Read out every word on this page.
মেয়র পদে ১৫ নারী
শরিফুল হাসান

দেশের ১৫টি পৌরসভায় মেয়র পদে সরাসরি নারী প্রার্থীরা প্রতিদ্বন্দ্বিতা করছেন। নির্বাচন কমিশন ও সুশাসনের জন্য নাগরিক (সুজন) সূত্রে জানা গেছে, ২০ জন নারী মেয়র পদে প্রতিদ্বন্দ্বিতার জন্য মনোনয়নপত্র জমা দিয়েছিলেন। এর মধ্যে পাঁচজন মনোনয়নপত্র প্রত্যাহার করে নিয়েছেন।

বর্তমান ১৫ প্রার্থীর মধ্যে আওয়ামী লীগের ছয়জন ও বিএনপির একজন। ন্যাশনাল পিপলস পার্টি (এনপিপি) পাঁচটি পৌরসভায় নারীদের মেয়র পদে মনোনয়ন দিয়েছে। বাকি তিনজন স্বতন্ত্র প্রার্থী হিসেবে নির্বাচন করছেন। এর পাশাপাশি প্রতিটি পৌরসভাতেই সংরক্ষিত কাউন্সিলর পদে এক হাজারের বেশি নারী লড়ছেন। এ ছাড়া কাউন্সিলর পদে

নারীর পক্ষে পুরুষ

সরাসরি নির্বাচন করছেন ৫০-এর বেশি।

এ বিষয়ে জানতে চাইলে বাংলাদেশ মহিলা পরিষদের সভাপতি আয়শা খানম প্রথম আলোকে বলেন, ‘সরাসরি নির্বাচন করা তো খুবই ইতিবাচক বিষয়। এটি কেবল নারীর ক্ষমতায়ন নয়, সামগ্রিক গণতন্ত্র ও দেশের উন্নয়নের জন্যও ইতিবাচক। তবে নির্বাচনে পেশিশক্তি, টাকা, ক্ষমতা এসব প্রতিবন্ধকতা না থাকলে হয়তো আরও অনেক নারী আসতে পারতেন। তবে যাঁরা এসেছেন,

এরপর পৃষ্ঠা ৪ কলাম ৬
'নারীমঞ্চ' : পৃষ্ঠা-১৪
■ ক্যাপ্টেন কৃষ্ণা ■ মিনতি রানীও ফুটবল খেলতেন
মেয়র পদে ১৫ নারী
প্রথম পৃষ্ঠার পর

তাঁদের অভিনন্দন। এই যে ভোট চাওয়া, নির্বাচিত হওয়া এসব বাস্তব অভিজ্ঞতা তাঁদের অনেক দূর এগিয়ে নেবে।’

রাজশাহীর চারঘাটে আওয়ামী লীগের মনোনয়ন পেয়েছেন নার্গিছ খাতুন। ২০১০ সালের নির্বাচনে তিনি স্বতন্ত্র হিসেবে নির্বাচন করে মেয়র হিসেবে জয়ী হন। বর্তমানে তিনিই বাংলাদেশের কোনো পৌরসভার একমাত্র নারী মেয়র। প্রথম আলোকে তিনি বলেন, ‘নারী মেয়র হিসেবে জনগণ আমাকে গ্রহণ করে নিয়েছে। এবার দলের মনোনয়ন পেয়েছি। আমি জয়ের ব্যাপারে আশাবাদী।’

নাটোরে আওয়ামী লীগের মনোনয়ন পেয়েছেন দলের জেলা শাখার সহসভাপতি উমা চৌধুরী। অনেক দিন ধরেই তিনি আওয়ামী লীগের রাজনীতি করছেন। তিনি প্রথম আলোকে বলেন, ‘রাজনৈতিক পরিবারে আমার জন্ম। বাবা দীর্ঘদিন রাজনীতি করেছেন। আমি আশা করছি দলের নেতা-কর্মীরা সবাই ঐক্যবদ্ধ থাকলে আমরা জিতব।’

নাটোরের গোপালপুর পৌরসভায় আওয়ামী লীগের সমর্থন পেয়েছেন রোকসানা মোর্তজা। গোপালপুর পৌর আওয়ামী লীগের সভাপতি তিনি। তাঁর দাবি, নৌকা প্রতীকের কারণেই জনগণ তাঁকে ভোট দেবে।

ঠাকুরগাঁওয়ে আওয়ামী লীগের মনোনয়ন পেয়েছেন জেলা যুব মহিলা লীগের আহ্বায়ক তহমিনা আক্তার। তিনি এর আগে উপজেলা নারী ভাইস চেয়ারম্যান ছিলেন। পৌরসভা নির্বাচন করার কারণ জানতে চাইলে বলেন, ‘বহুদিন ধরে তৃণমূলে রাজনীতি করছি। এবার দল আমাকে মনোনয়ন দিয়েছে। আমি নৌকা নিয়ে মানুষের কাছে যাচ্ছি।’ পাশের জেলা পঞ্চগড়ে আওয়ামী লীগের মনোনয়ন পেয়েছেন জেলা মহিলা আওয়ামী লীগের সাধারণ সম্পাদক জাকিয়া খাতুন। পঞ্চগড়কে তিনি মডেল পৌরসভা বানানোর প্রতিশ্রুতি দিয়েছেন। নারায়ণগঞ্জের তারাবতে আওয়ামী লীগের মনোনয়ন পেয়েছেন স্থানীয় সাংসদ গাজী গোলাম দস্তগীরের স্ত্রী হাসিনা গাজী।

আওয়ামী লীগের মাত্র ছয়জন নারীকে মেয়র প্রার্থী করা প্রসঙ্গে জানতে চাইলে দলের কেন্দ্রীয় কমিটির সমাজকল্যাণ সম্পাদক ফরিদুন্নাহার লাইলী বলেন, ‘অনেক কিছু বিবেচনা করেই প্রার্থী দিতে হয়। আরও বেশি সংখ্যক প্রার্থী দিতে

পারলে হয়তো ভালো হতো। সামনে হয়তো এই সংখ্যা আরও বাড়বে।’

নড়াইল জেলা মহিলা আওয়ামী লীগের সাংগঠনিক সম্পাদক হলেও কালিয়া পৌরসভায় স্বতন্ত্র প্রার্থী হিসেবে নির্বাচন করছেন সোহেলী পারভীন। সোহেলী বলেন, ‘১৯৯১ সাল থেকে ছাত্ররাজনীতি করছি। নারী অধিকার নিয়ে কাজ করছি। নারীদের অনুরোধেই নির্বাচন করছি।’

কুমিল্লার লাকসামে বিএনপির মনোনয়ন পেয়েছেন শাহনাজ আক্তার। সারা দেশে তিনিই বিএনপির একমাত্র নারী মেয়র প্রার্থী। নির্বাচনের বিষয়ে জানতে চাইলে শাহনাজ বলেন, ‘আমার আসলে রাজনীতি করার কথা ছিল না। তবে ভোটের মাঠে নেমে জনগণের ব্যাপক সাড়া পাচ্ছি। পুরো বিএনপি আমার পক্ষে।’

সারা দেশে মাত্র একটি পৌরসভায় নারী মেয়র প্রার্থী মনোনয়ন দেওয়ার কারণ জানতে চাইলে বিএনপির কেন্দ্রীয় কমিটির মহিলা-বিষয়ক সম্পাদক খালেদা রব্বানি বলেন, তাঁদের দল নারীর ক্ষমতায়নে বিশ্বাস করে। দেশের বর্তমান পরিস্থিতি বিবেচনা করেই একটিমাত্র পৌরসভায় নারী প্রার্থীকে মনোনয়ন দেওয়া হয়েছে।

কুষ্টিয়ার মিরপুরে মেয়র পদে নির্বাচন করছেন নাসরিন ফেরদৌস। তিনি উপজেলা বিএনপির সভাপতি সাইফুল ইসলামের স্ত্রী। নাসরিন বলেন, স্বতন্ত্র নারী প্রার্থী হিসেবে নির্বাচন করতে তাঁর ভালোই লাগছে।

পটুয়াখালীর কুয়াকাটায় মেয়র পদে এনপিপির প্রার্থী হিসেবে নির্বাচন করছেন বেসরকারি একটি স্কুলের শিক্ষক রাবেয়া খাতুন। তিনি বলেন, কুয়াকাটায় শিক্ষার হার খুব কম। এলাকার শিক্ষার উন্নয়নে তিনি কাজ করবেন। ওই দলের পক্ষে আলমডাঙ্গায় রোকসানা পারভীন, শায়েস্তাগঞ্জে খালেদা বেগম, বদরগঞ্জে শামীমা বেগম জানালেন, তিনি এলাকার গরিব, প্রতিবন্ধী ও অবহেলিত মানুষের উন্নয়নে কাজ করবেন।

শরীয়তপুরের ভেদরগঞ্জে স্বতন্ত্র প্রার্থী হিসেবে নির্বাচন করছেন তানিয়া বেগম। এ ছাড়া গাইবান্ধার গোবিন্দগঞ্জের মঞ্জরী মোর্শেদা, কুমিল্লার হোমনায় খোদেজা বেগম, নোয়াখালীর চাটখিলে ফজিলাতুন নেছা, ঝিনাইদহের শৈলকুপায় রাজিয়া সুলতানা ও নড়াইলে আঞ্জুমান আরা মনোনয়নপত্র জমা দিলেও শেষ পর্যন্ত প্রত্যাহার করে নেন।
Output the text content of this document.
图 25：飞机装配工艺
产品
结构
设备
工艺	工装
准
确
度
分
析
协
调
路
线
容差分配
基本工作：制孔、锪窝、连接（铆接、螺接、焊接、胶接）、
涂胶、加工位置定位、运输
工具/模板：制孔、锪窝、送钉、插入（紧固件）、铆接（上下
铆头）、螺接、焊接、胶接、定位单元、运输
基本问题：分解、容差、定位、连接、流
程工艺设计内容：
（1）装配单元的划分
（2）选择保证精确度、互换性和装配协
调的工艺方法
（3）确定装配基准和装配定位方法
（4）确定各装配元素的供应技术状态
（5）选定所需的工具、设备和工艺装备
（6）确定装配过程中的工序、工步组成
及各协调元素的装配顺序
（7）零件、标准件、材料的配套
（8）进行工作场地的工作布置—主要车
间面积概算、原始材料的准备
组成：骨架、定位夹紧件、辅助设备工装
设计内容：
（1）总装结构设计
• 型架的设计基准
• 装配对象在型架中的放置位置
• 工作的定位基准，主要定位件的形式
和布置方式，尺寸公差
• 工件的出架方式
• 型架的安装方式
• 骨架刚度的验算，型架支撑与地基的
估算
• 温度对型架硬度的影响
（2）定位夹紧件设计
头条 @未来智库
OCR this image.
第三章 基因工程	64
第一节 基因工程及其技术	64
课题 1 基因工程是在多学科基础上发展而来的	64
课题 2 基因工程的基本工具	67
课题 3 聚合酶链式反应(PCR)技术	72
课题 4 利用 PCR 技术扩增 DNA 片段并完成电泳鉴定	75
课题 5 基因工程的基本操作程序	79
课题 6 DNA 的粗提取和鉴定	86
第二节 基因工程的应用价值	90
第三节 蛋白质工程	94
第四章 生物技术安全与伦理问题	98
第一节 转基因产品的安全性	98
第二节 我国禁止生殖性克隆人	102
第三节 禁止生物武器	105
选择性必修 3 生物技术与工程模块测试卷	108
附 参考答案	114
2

.....

**PROBLEM**
Gather and copy every line of the data in which the string "this" is found.

**TASK RESULT**
Read out every word on this page.
Output the text content of this document.
OCR this image.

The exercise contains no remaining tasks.